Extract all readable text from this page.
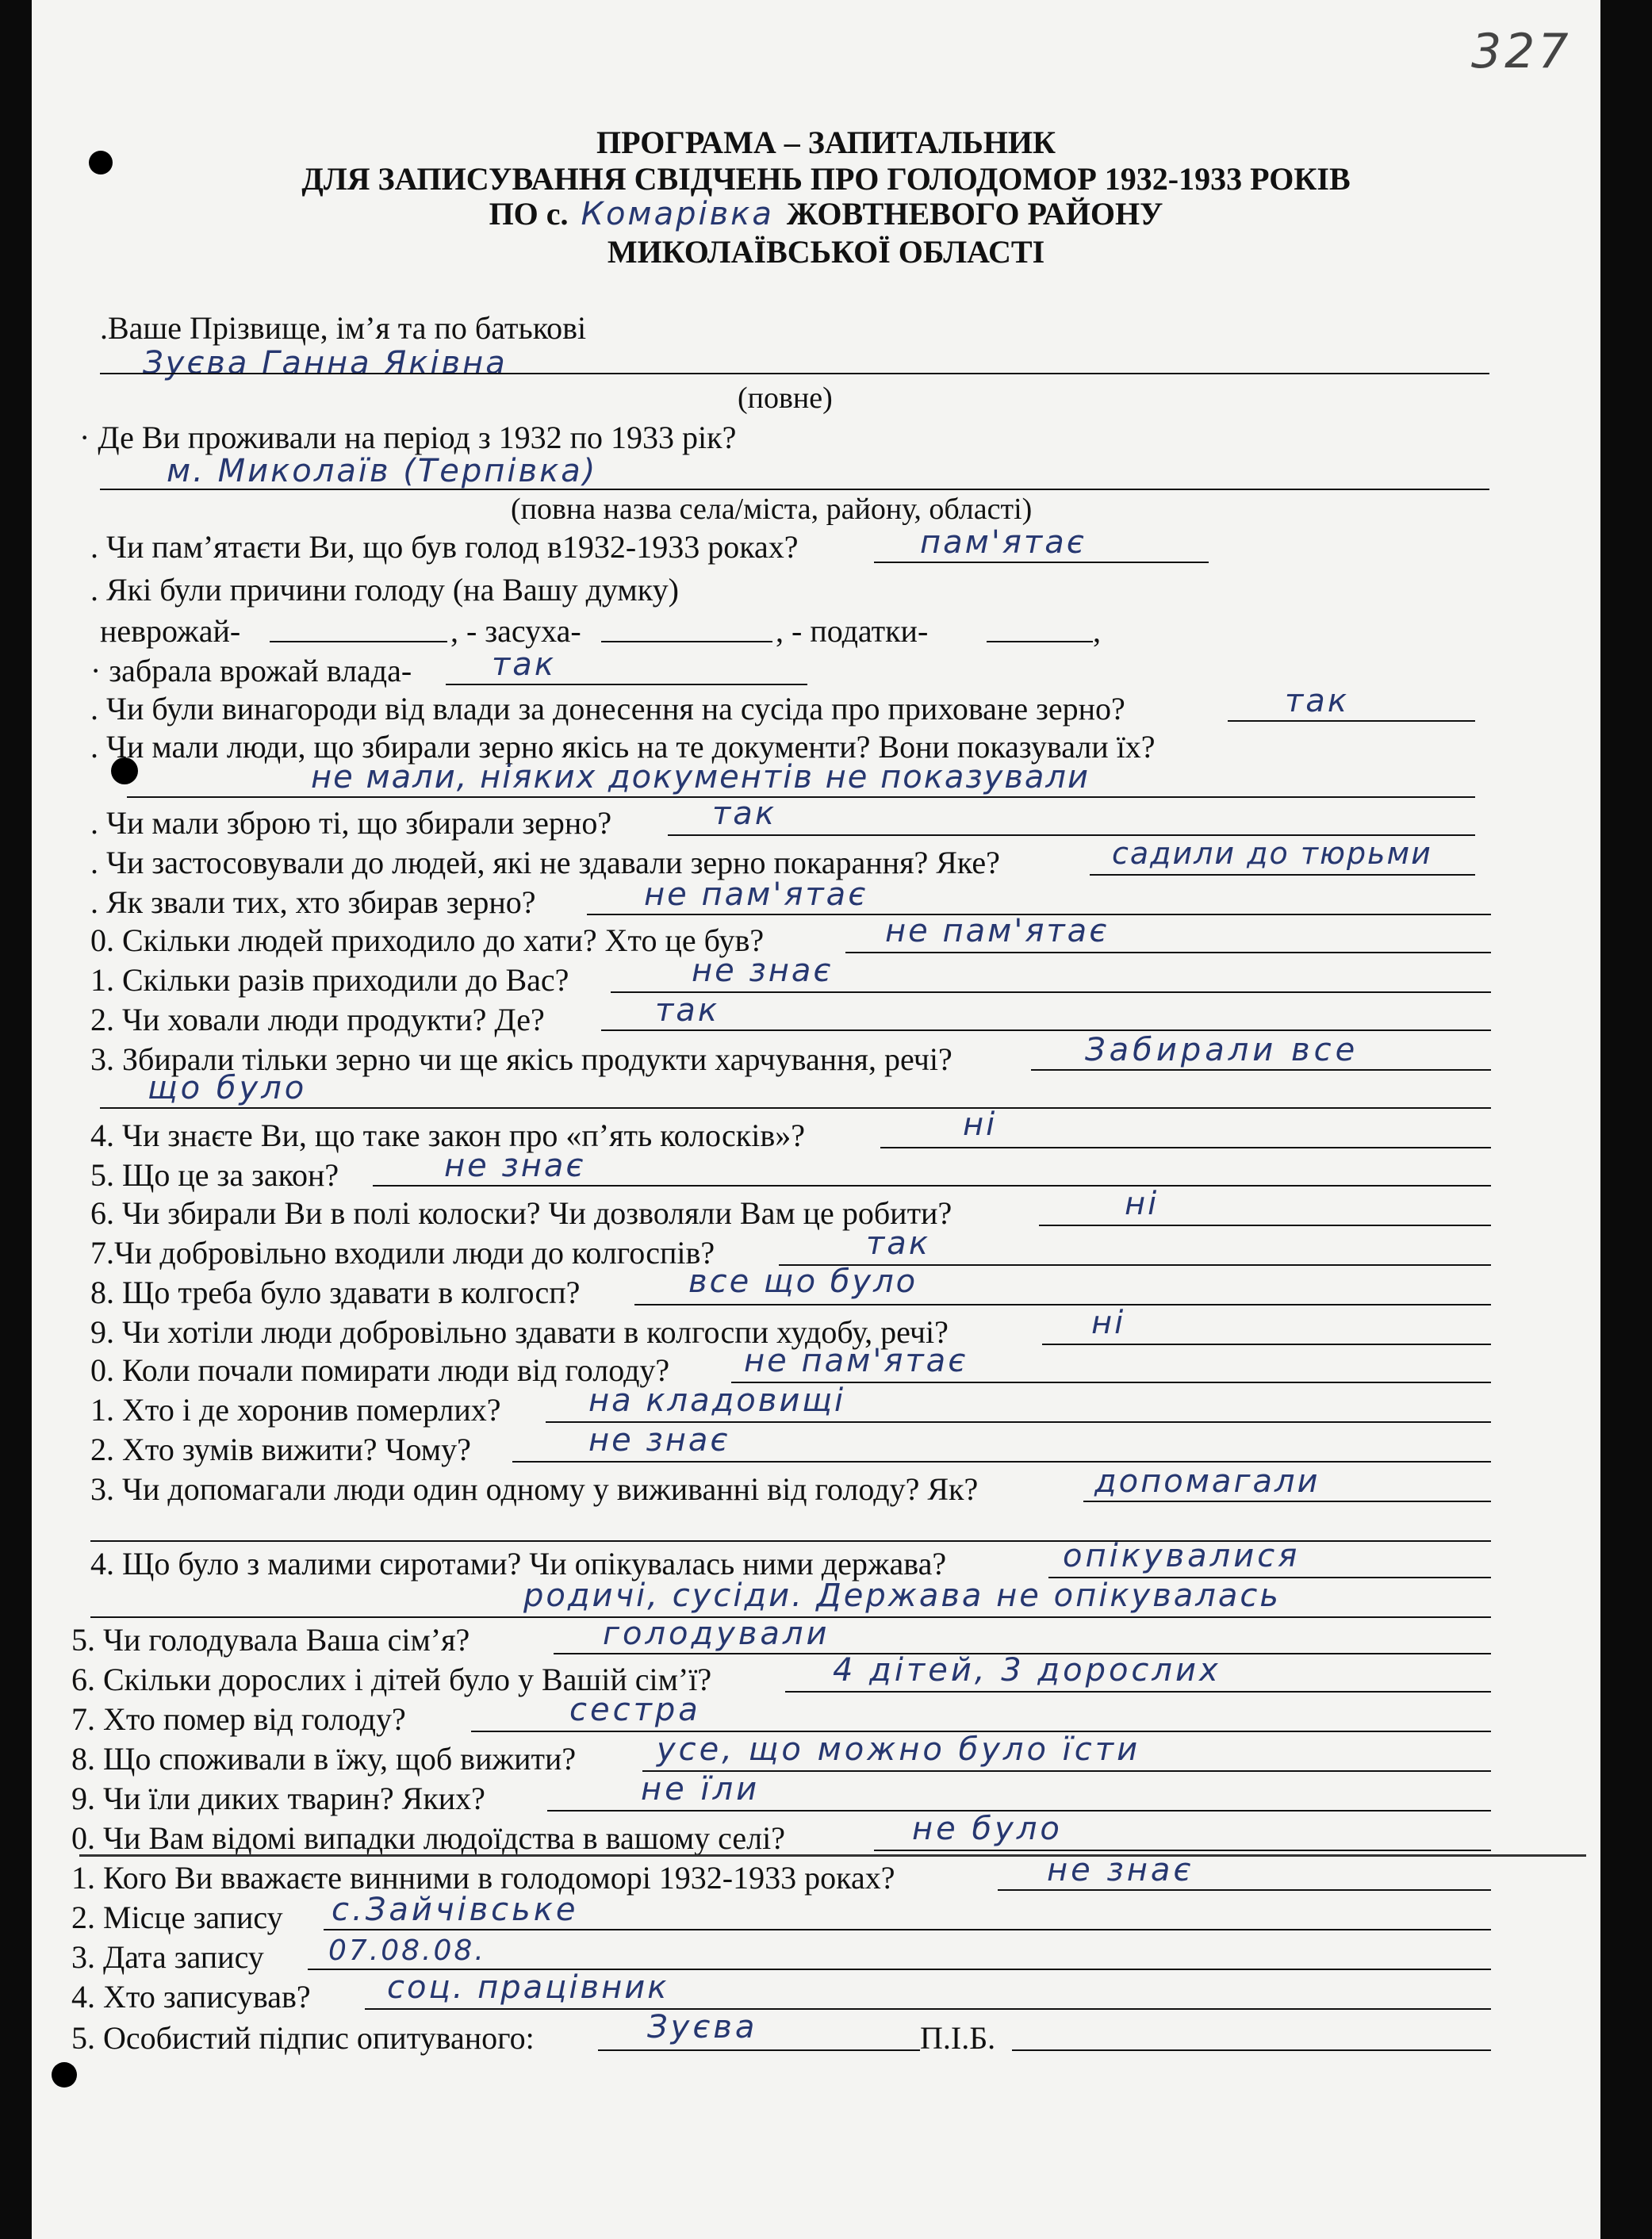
327

ПРОГРАМА – ЗАПИТАЛЬНИК

ДЛЯ ЗАПИСУВАННЯ СВІДЧЕНЬ ПРО ГОЛОДОМОР 1932-1933 РОКІВ

ПО с. Комарівка ЖОВТНЕВОГО РАЙОНУ

МИКОЛАЇВСЬКОЇ ОБЛАСТІ

.Ваше Прізвище, ім’я та по батькові

Зуєва Ганна Яківна

(повне)

· Де Ви проживали на період з 1932 по 1933 рік?

м. Миколаїв (Терпівка)

(повна назва села/міста, району, області)

. Чи пам’ятаєти Ви, що був голод в1932-1933 роках?	пам'ятає

. Які були причини голоду (на Вашу думку)

неврожай-	, - засуха-	, - податки-	,

· забрала врожай влада-	так

. Чи були винагороди від влади за донесення на сусіда про приховане зерно?	так

. Чи мали люди, що збирали зерно якісь на те документи? Вони показували їх?

не мали, ніяких документів не показували

. Чи мали зброю ті, що збирали зерно?	так

. Чи застосовували до людей, які не здавали зерно покарання? Яке?	садили до тюрьми

. Як звали тих, хто збирав зерно?	не пам'ятає

0. Скільки людей приходило до хати? Хто це був?	не пам'ятає

1. Скільки разів приходили до Вас?	не знає

2. Чи ховали люди продукти? Де?	так

3. Збирали тільки зерно чи ще якісь продукти харчування, речі?	Забирали все

що було

4. Чи знаєте Ви, що таке закон про «п’ять колосків»?	ні

5. Що це за закон?	не знає

6. Чи збирали Ви в полі колоски? Чи дозволяли Вам це робити?	ні

7.Чи добровільно входили люди до колгоспів?	так

8. Що треба було здавати в колгосп?	все що було

9. Чи хотіли люди добровільно здавати в колгоспи худобу, речі?	ні

0. Коли почали помирати люди від голоду? не пам'ятає

1. Хто і де хоронив померлих?	на кладовищі

2. Хто зумів вижити? Чому?	не знає

3. Чи допомагали люди один одному у виживанні від голоду? Як?	допомагали

4. Що було з малими сиротами? Чи опікувалась ними держава?	опікувалися

родичі, сусіди. Держава не опікувалась

5. Чи голодувала Ваша сім’я?	голодували

6. Скільки дорослих і дітей було у Вашій сім’ї?	4 дітей, 3 дорослих

7. Хто помер від голоду?	сестра

8. Що споживали в їжу, щоб вижити?	усе, що можно було їсти

9. Чи їли диких тварин? Яких?	не їли

0. Чи Вам відомі випадки людоїдства в вашому селі?	не було

1. Кого Ви вважаєте винними в голодоморі 1932-1933 роках?	не знає

2. Місце запису с.Зайчівське

3. Дата запису 07.08.08.

4. Хто записував? соц. працівник

5. Особистий підпис опитуваного:	Зуєва	П.І.Б.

============================================================

*EXERCISE:* Pull every line containing the word "якісь" out of the entries above.

*ANSWER TO THE EXERCISE:*
. Чи мали люди, що збирали зерно якісь на те документи? Вони показували їх?
3. Збирали тільки зерно чи ще якісь продукти харчування, речі?	Забирали все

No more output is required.